(WRITTEN REQUEST): Transcribe the entries that follow, word for word.

[Dataset rows about figures]
+ + + + +
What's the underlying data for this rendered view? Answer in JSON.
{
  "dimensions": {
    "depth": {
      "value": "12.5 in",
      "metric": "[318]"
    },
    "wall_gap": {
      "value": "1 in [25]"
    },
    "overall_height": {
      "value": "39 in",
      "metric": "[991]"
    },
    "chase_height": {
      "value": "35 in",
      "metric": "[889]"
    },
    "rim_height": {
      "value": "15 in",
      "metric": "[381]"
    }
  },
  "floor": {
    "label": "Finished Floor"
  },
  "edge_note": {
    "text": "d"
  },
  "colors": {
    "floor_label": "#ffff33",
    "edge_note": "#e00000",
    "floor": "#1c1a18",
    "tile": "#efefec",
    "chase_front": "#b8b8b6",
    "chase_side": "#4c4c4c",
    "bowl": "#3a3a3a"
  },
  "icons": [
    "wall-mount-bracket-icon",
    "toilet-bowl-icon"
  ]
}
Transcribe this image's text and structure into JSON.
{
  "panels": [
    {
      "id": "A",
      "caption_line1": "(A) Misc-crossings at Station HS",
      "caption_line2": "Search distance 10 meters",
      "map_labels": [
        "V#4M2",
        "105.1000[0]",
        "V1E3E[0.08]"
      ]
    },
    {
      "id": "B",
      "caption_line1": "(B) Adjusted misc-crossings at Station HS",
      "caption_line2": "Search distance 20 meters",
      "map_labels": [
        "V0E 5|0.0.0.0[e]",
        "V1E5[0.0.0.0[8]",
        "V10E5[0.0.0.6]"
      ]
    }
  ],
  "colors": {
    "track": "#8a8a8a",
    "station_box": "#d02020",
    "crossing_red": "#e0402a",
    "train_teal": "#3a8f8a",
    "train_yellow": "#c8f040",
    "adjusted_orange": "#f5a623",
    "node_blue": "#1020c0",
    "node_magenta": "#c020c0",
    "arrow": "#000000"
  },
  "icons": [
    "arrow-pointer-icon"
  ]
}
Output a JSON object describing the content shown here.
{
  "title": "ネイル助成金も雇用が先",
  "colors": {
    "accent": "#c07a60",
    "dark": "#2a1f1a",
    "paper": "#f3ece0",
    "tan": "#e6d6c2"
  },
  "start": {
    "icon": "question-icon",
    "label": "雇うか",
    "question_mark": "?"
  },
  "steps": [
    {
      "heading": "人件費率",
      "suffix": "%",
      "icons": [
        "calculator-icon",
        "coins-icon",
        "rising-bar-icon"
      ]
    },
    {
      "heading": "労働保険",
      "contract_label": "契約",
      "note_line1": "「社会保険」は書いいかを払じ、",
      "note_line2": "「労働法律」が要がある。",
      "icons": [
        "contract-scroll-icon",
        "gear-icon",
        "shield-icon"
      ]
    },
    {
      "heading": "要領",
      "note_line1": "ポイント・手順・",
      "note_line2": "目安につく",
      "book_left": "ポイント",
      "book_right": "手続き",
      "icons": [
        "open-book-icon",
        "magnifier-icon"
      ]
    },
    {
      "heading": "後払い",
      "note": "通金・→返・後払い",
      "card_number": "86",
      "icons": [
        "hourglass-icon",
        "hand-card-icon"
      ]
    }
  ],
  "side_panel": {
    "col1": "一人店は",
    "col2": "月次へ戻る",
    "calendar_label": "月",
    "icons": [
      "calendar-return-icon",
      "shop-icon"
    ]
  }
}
+ + + + +
(PROBLEM SOLUTION):
What's the underlying data for this rendered view? Answer in JSON.
{
  "dimensions": {
    "depth": {
      "value": "12.5 in",
      "metric": "[318]"
    },
    "wall_gap": {
      "value": "1 in [25]"
    },
    "overall_height": {
      "value": "39 in",
      "metric": "[991]"
    },
    "chase_height": {
      "value": "35 in",
      "metric": "[889]"
    },
    "rim_height": {
      "value": "15 in",
      "metric": "[381]"
    }
  },
  "floor": {
    "label": "Finished Floor"
  },
  "edge_note": {
    "text": "d"
  },
  "colors": {
    "floor_label": "#ffff33",
    "edge_note": "#e00000",
    "floor": "#1c1a18",
    "tile": "#efefec",
    "chase_front": "#b8b8b6",
    "chase_side": "#4c4c4c",
    "bowl": "#3a3a3a"
  },
  "icons": [
    "wall-mount-bracket-icon",
    "toilet-bowl-icon"
  ]
}
Transcribe this image's text and structure into JSON.
{
  "panels": [
    {
      "id": "A",
      "caption_line1": "(A) Misc-crossings at Station HS",
      "caption_line2": "Search distance 10 meters",
      "map_labels": [
        "V#4M2",
        "105.1000[0]",
        "V1E3E[0.08]"
      ]
    },
    {
      "id": "B",
      "caption_line1": "(B) Adjusted misc-crossings at Station HS",
      "caption_line2": "Search distance 20 meters",
      "map_labels": [
        "V0E 5|0.0.0.0[e]",
        "V1E5[0.0.0.0[8]",
        "V10E5[0.0.0.6]"
      ]
    }
  ],
  "colors": {
    "track": "#8a8a8a",
    "station_box": "#d02020",
    "crossing_red": "#e0402a",
    "train_teal": "#3a8f8a",
    "train_yellow": "#c8f040",
    "adjusted_orange": "#f5a623",
    "node_blue": "#1020c0",
    "node_magenta": "#c020c0",
    "arrow": "#000000"
  },
  "icons": [
    "arrow-pointer-icon"
  ]
}
Output a JSON object describing the content shown here.
{
  "title": "ネイル助成金も雇用が先",
  "colors": {
    "accent": "#c07a60",
    "dark": "#2a1f1a",
    "paper": "#f3ece0",
    "tan": "#e6d6c2"
  },
  "start": {
    "icon": "question-icon",
    "label": "雇うか",
    "question_mark": "?"
  },
  "steps": [
    {
      "heading": "人件費率",
      "suffix": "%",
      "icons": [
        "calculator-icon",
        "coins-icon",
        "rising-bar-icon"
      ]
    },
    {
      "heading": "労働保険",
      "contract_label": "契約",
      "note_line1": "「社会保険」は書いいかを払じ、",
      "note_line2": "「労働法律」が要がある。",
      "icons": [
        "contract-scroll-icon",
        "gear-icon",
        "shield-icon"
      ]
    },
    {
      "heading": "要領",
      "note_line1": "ポイント・手順・",
      "note_line2": "目安につく",
      "book_left": "ポイント",
      "book_right": "手続き",
      "icons": [
        "open-book-icon",
        "magnifier-icon"
      ]
    },
    {
      "heading": "後払い",
      "note": "通金・→返・後払い",
      "card_number": "86",
      "icons": [
        "hourglass-icon",
        "hand-card-icon"
      ]
    }
  ],
  "side_panel": {
    "col1": "一人店は",
    "col2": "月次へ戻る",
    "calendar_label": "月",
    "icons": [
      "calendar-return-icon",
      "shop-icon"
    ]
  }
}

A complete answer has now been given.